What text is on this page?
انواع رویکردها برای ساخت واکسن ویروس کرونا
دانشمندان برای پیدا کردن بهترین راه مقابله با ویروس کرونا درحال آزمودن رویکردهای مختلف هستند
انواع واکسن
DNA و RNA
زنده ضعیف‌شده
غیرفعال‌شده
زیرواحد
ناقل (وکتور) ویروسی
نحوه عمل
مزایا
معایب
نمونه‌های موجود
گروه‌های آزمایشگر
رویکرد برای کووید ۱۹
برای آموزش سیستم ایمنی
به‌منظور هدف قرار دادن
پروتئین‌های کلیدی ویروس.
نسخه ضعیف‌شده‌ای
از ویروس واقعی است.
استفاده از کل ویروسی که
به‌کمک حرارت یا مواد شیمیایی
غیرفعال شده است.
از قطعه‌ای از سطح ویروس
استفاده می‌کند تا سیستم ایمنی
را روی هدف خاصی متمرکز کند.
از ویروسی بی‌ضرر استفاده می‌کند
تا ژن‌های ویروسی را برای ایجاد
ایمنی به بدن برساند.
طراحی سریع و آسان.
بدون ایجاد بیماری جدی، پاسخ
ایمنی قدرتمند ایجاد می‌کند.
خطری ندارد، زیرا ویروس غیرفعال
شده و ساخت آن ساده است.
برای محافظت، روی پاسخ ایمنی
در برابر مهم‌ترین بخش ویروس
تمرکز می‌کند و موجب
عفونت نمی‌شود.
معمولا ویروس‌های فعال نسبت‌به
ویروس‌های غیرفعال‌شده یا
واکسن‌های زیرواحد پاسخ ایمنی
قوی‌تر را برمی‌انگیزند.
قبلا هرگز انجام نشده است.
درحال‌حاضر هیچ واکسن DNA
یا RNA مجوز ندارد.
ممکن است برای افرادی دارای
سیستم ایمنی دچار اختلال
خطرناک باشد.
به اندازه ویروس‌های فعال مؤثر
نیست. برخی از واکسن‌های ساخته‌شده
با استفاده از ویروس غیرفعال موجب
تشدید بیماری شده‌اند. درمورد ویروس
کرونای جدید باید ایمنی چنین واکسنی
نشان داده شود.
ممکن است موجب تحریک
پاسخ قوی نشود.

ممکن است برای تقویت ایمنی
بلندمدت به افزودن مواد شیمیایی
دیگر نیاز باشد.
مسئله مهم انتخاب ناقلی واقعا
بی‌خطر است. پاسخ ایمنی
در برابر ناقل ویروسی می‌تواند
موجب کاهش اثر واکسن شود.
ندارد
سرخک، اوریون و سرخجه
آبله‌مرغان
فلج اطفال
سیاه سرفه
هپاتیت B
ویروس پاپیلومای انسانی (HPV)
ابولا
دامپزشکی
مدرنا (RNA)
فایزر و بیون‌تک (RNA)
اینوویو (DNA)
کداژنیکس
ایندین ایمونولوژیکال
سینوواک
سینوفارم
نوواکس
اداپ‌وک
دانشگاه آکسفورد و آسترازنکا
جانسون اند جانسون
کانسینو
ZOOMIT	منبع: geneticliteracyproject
==*==
REQUEST
Extract the whole listing, character for character.

RESULT OF THE EXERCISE
What text is on this page?
انواع رویکردها برای ساخت واکسن ویروس کرونا
دانشمندان برای پیدا کردن بهترین راه مقابله با ویروس کرونا درحال آزمودن رویکردهای مختلف هستند
انواع واکسن
DNA و RNA
زنده ضعیف‌شده
غیرفعال‌شده
زیرواحد
ناقل (وکتور) ویروسی
نحوه عمل
مزایا
معایب
نمونه‌های موجود
گروه‌های آزمایشگر
رویکرد برای کووید ۱۹
برای آموزش سیستم ایمنی
به‌منظور هدف قرار دادن
پروتئین‌های کلیدی ویروس.
نسخه ضعیف‌شده‌ای
از ویروس واقعی است.
استفاده از کل ویروسی که
به‌کمک حرارت یا مواد شیمیایی
غیرفعال شده است.
از قطعه‌ای از سطح ویروس
استفاده می‌کند تا سیستم ایمنی
را روی هدف خاصی متمرکز کند.
از ویروسی بی‌ضرر استفاده می‌کند
تا ژن‌های ویروسی را برای ایجاد
ایمنی به بدن برساند.
طراحی سریع و آسان.
بدون ایجاد بیماری جدی، پاسخ
ایمنی قدرتمند ایجاد می‌کند.
خطری ندارد، زیرا ویروس غیرفعال
شده و ساخت آن ساده است.
برای محافظت، روی پاسخ ایمنی
در برابر مهم‌ترین بخش ویروس
تمرکز می‌کند و موجب
عفونت نمی‌شود.
معمولا ویروس‌های فعال نسبت‌به
ویروس‌های غیرفعال‌شده یا
واکسن‌های زیرواحد پاسخ ایمنی
قوی‌تر را برمی‌انگیزند.
قبلا هرگز انجام نشده است.
درحال‌حاضر هیچ واکسن DNA
یا RNA مجوز ندارد.
ممکن است برای افرادی دارای
سیستم ایمنی دچار اختلال
خطرناک باشد.
به اندازه ویروس‌های فعال مؤثر
نیست. برخی از واکسن‌های ساخته‌شده
با استفاده از ویروس غیرفعال موجب
تشدید بیماری شده‌اند. درمورد ویروس
کرونای جدید باید ایمنی چنین واکسنی
نشان داده شود.
ممکن است موجب تحریک
پاسخ قوی نشود.

ممکن است برای تقویت ایمنی
بلندمدت به افزودن مواد شیمیایی
دیگر نیاز باشد.
مسئله مهم انتخاب ناقلی واقعا
بی‌خطر است. پاسخ ایمنی
در برابر ناقل ویروسی می‌تواند
موجب کاهش اثر واکسن شود.
ندارد
سرخک، اوریون و سرخجه
آبله‌مرغان
فلج اطفال
سیاه سرفه
هپاتیت B
ویروس پاپیلومای انسانی (HPV)
ابولا
دامپزشکی
مدرنا (RNA)
فایزر و بیون‌تک (RNA)
اینوویو (DNA)
کداژنیکس
ایندین ایمونولوژیکال
سینوواک
سینوفارم
نوواکس
اداپ‌وک
دانشگاه آکسفورد و آسترازنکا
جانسون اند جانسون
کانسینو
ZOOMIT	منبع: geneticliteracyproject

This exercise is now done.